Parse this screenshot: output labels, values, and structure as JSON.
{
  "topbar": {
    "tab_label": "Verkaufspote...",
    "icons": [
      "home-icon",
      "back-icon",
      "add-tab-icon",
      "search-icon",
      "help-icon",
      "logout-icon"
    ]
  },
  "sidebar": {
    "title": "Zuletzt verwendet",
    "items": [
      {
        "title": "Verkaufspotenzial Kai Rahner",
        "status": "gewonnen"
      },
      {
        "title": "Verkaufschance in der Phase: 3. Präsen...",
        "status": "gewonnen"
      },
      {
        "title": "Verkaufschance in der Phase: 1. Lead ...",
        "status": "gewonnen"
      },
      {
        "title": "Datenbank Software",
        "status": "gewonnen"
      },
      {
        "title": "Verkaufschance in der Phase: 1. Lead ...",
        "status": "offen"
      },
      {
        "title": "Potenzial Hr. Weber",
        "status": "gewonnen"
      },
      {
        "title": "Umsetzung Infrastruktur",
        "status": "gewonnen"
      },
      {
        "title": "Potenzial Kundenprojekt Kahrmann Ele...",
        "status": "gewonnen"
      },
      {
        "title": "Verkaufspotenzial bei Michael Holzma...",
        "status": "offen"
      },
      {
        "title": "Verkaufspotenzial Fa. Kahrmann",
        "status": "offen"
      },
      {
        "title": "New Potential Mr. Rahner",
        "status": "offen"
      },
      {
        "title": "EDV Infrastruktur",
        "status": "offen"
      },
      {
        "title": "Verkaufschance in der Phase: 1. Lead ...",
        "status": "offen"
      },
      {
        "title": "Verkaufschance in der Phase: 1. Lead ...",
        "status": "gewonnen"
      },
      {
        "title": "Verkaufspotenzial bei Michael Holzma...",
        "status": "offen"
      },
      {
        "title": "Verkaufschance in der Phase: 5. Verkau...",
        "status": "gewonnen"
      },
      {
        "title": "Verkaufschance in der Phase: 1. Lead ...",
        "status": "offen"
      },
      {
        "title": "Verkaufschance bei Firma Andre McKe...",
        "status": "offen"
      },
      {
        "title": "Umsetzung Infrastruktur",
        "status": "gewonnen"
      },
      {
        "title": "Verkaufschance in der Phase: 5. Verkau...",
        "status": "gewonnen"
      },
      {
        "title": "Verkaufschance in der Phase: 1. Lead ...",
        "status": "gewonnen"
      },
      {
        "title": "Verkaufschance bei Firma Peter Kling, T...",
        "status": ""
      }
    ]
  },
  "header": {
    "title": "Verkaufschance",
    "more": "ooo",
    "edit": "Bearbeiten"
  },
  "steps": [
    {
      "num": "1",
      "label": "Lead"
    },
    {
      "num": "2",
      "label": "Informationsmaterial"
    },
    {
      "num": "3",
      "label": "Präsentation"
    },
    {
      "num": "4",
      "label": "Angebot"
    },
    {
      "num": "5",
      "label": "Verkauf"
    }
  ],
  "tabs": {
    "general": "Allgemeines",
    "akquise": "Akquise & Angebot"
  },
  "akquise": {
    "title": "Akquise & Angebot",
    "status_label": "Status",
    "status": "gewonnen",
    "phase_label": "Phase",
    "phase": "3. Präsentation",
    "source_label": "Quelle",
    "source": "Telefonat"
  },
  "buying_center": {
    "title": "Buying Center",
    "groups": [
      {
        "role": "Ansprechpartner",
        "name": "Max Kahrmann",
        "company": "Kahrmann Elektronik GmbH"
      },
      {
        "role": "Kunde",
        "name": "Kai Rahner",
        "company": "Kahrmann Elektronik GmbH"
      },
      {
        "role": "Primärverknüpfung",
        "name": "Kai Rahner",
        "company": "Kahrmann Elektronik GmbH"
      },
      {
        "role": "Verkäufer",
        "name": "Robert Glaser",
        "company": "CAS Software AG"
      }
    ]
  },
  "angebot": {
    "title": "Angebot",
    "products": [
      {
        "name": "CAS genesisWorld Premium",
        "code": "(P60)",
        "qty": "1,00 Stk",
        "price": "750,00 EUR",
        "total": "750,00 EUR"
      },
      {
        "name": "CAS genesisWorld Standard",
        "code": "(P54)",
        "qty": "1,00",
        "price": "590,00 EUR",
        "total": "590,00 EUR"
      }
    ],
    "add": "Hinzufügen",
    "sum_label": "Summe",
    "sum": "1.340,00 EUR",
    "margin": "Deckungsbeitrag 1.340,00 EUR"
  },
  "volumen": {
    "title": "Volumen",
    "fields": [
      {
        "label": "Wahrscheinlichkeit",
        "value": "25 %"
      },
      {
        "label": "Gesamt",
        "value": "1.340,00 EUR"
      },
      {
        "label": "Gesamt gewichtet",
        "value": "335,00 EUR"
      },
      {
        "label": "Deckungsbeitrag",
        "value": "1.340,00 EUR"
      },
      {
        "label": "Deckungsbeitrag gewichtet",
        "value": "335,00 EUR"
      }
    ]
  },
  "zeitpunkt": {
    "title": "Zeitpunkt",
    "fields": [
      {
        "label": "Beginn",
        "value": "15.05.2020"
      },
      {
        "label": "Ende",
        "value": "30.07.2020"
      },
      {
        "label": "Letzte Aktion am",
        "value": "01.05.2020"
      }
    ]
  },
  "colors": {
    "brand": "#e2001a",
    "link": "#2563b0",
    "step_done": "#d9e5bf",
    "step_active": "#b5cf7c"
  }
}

* * * * * * * * *

What the task asks: Restate the whole of the material exactly.

Solution to this problem:
Parse this screenshot: output labels, values, and structure as JSON.
{
  "topbar": {
    "tab_label": "Verkaufspote...",
    "icons": [
      "home-icon",
      "back-icon",
      "add-tab-icon",
      "search-icon",
      "help-icon",
      "logout-icon"
    ]
  },
  "sidebar": {
    "title": "Zuletzt verwendet",
    "items": [
      {
        "title": "Verkaufspotenzial Kai Rahner",
        "status": "gewonnen"
      },
      {
        "title": "Verkaufschance in der Phase: 3. Präsen...",
        "status": "gewonnen"
      },
      {
        "title": "Verkaufschance in der Phase: 1. Lead ...",
        "status": "gewonnen"
      },
      {
        "title": "Datenbank Software",
        "status": "gewonnen"
      },
      {
        "title": "Verkaufschance in der Phase: 1. Lead ...",
        "status": "offen"
      },
      {
        "title": "Potenzial Hr. Weber",
        "status": "gewonnen"
      },
      {
        "title": "Umsetzung Infrastruktur",
        "status": "gewonnen"
      },
      {
        "title": "Potenzial Kundenprojekt Kahrmann Ele...",
        "status": "gewonnen"
      },
      {
        "title": "Verkaufspotenzial bei Michael Holzma...",
        "status": "offen"
      },
      {
        "title": "Verkaufspotenzial Fa. Kahrmann",
        "status": "offen"
      },
      {
        "title": "New Potential Mr. Rahner",
        "status": "offen"
      },
      {
        "title": "EDV Infrastruktur",
        "status": "offen"
      },
      {
        "title": "Verkaufschance in der Phase: 1. Lead ...",
        "status": "offen"
      },
      {
        "title": "Verkaufschance in der Phase: 1. Lead ...",
        "status": "gewonnen"
      },
      {
        "title": "Verkaufspotenzial bei Michael Holzma...",
        "status": "offen"
      },
      {
        "title": "Verkaufschance in der Phase: 5. Verkau...",
        "status": "gewonnen"
      },
      {
        "title": "Verkaufschance in der Phase: 1. Lead ...",
        "status": "offen"
      },
      {
        "title": "Verkaufschance bei Firma Andre McKe...",
        "status": "offen"
      },
      {
        "title": "Umsetzung Infrastruktur",
        "status": "gewonnen"
      },
      {
        "title": "Verkaufschance in der Phase: 5. Verkau...",
        "status": "gewonnen"
      },
      {
        "title": "Verkaufschance in der Phase: 1. Lead ...",
        "status": "gewonnen"
      },
      {
        "title": "Verkaufschance bei Firma Peter Kling, T...",
        "status": ""
      }
    ]
  },
  "header": {
    "title": "Verkaufschance",
    "more": "ooo",
    "edit": "Bearbeiten"
  },
  "steps": [
    {
      "num": "1",
      "label": "Lead"
    },
    {
      "num": "2",
      "label": "Informationsmaterial"
    },
    {
      "num": "3",
      "label": "Präsentation"
    },
    {
      "num": "4",
      "label": "Angebot"
    },
    {
      "num": "5",
      "label": "Verkauf"
    }
  ],
  "tabs": {
    "general": "Allgemeines",
    "akquise": "Akquise & Angebot"
  },
  "akquise": {
    "title": "Akquise & Angebot",
    "status_label": "Status",
    "status": "gewonnen",
    "phase_label": "Phase",
    "phase": "3. Präsentation",
    "source_label": "Quelle",
    "source": "Telefonat"
  },
  "buying_center": {
    "title": "Buying Center",
    "groups": [
      {
        "role": "Ansprechpartner",
        "name": "Max Kahrmann",
        "company": "Kahrmann Elektronik GmbH"
      },
      {
        "role": "Kunde",
        "name": "Kai Rahner",
        "company": "Kahrmann Elektronik GmbH"
      },
      {
        "role": "Primärverknüpfung",
        "name": "Kai Rahner",
        "company": "Kahrmann Elektronik GmbH"
      },
      {
        "role": "Verkäufer",
        "name": "Robert Glaser",
        "company": "CAS Software AG"
      }
    ]
  },
  "angebot": {
    "title": "Angebot",
    "products": [
      {
        "name": "CAS genesisWorld Premium",
        "code": "(P60)",
        "qty": "1,00 Stk",
        "price": "750,00 EUR",
        "total": "750,00 EUR"
      },
      {
        "name": "CAS genesisWorld Standard",
        "code": "(P54)",
        "qty": "1,00",
        "price": "590,00 EUR",
        "total": "590,00 EUR"
      }
    ],
    "add": "Hinzufügen",
    "sum_label": "Summe",
    "sum": "1.340,00 EUR",
    "margin": "Deckungsbeitrag 1.340,00 EUR"
  },
  "volumen": {
    "title": "Volumen",
    "fields": [
      {
        "label": "Wahrscheinlichkeit",
        "value": "25 %"
      },
      {
        "label": "Gesamt",
        "value": "1.340,00 EUR"
      },
      {
        "label": "Gesamt gewichtet",
        "value": "335,00 EUR"
      },
      {
        "label": "Deckungsbeitrag",
        "value": "1.340,00 EUR"
      },
      {
        "label": "Deckungsbeitrag gewichtet",
        "value": "335,00 EUR"
      }
    ]
  },
  "zeitpunkt": {
    "title": "Zeitpunkt",
    "fields": [
      {
        "label": "Beginn",
        "value": "15.05.2020"
      },
      {
        "label": "Ende",
        "value": "30.07.2020"
      },
      {
        "label": "Letzte Aktion am",
        "value": "01.05.2020"
      }
    ]
  },
  "colors": {
    "brand": "#e2001a",
    "link": "#2563b0",
    "step_done": "#d9e5bf",
    "step_active": "#b5cf7c"
  }
}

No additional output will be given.